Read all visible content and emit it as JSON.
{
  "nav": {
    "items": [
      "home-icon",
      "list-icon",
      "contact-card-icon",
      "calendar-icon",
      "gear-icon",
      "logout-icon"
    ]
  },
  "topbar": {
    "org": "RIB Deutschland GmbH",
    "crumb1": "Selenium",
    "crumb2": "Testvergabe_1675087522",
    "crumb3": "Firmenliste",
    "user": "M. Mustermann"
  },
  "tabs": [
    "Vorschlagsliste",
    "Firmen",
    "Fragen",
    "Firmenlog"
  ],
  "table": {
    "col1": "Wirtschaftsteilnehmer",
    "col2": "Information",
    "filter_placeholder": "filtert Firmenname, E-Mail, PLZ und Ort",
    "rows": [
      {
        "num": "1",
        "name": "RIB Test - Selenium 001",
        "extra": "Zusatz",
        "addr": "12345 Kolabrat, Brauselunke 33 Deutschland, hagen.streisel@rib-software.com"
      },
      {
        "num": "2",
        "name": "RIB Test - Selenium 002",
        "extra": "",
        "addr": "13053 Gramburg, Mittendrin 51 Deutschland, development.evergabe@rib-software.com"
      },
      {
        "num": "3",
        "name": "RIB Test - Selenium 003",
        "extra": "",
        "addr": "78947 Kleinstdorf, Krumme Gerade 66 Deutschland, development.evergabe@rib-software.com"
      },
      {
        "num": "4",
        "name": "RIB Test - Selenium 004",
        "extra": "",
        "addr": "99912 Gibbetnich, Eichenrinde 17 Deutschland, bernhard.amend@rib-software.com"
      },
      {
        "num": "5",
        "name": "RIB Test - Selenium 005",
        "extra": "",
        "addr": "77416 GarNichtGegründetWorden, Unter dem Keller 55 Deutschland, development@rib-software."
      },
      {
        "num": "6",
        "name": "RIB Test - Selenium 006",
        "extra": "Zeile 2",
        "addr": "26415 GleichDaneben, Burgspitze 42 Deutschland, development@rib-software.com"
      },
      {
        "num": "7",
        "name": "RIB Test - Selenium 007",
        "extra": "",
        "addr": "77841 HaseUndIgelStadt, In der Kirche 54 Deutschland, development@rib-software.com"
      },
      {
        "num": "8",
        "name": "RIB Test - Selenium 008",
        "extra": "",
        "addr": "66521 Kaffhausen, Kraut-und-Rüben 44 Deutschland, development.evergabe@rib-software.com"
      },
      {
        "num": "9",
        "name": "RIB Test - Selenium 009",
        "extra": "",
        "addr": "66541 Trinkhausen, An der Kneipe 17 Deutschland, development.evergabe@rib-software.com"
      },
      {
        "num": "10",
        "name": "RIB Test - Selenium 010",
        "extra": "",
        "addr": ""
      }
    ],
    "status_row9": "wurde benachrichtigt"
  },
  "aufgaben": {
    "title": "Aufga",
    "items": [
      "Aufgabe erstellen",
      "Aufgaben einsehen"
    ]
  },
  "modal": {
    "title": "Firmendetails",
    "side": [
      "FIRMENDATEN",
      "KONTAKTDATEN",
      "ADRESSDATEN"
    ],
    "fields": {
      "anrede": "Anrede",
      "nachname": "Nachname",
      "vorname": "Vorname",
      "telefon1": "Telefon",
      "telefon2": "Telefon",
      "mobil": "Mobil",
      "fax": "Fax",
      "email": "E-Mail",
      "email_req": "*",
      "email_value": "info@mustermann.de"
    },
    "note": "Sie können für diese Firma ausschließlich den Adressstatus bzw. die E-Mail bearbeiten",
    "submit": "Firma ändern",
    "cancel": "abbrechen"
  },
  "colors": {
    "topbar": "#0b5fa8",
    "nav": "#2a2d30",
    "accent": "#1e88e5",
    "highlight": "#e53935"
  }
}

------

# Instruction
Word for word, write out the data.

# Complete answer
Read all visible content and emit it as JSON.
{
  "nav": {
    "items": [
      "home-icon",
      "list-icon",
      "contact-card-icon",
      "calendar-icon",
      "gear-icon",
      "logout-icon"
    ]
  },
  "topbar": {
    "org": "RIB Deutschland GmbH",
    "crumb1": "Selenium",
    "crumb2": "Testvergabe_1675087522",
    "crumb3": "Firmenliste",
    "user": "M. Mustermann"
  },
  "tabs": [
    "Vorschlagsliste",
    "Firmen",
    "Fragen",
    "Firmenlog"
  ],
  "table": {
    "col1": "Wirtschaftsteilnehmer",
    "col2": "Information",
    "filter_placeholder": "filtert Firmenname, E-Mail, PLZ und Ort",
    "rows": [
      {
        "num": "1",
        "name": "RIB Test - Selenium 001",
        "extra": "Zusatz",
        "addr": "12345 Kolabrat, Brauselunke 33 Deutschland, hagen.streisel@rib-software.com"
      },
      {
        "num": "2",
        "name": "RIB Test - Selenium 002",
        "extra": "",
        "addr": "13053 Gramburg, Mittendrin 51 Deutschland, development.evergabe@rib-software.com"
      },
      {
        "num": "3",
        "name": "RIB Test - Selenium 003",
        "extra": "",
        "addr": "78947 Kleinstdorf, Krumme Gerade 66 Deutschland, development.evergabe@rib-software.com"
      },
      {
        "num": "4",
        "name": "RIB Test - Selenium 004",
        "extra": "",
        "addr": "99912 Gibbetnich, Eichenrinde 17 Deutschland, bernhard.amend@rib-software.com"
      },
      {
        "num": "5",
        "name": "RIB Test - Selenium 005",
        "extra": "",
        "addr": "77416 GarNichtGegründetWorden, Unter dem Keller 55 Deutschland, development@rib-software."
      },
      {
        "num": "6",
        "name": "RIB Test - Selenium 006",
        "extra": "Zeile 2",
        "addr": "26415 GleichDaneben, Burgspitze 42 Deutschland, development@rib-software.com"
      },
      {
        "num": "7",
        "name": "RIB Test - Selenium 007",
        "extra": "",
        "addr": "77841 HaseUndIgelStadt, In der Kirche 54 Deutschland, development@rib-software.com"
      },
      {
        "num": "8",
        "name": "RIB Test - Selenium 008",
        "extra": "",
        "addr": "66521 Kaffhausen, Kraut-und-Rüben 44 Deutschland, development.evergabe@rib-software.com"
      },
      {
        "num": "9",
        "name": "RIB Test - Selenium 009",
        "extra": "",
        "addr": "66541 Trinkhausen, An der Kneipe 17 Deutschland, development.evergabe@rib-software.com"
      },
      {
        "num": "10",
        "name": "RIB Test - Selenium 010",
        "extra": "",
        "addr": ""
      }
    ],
    "status_row9": "wurde benachrichtigt"
  },
  "aufgaben": {
    "title": "Aufga",
    "items": [
      "Aufgabe erstellen",
      "Aufgaben einsehen"
    ]
  },
  "modal": {
    "title": "Firmendetails",
    "side": [
      "FIRMENDATEN",
      "KONTAKTDATEN",
      "ADRESSDATEN"
    ],
    "fields": {
      "anrede": "Anrede",
      "nachname": "Nachname",
      "vorname": "Vorname",
      "telefon1": "Telefon",
      "telefon2": "Telefon",
      "mobil": "Mobil",
      "fax": "Fax",
      "email": "E-Mail",
      "email_req": "*",
      "email_value": "info@mustermann.de"
    },
    "note": "Sie können für diese Firma ausschließlich den Adressstatus bzw. die E-Mail bearbeiten",
    "submit": "Firma ändern",
    "cancel": "abbrechen"
  },
  "colors": {
    "topbar": "#0b5fa8",
    "nav": "#2a2d30",
    "accent": "#1e88e5",
    "highlight": "#e53935"
  }
}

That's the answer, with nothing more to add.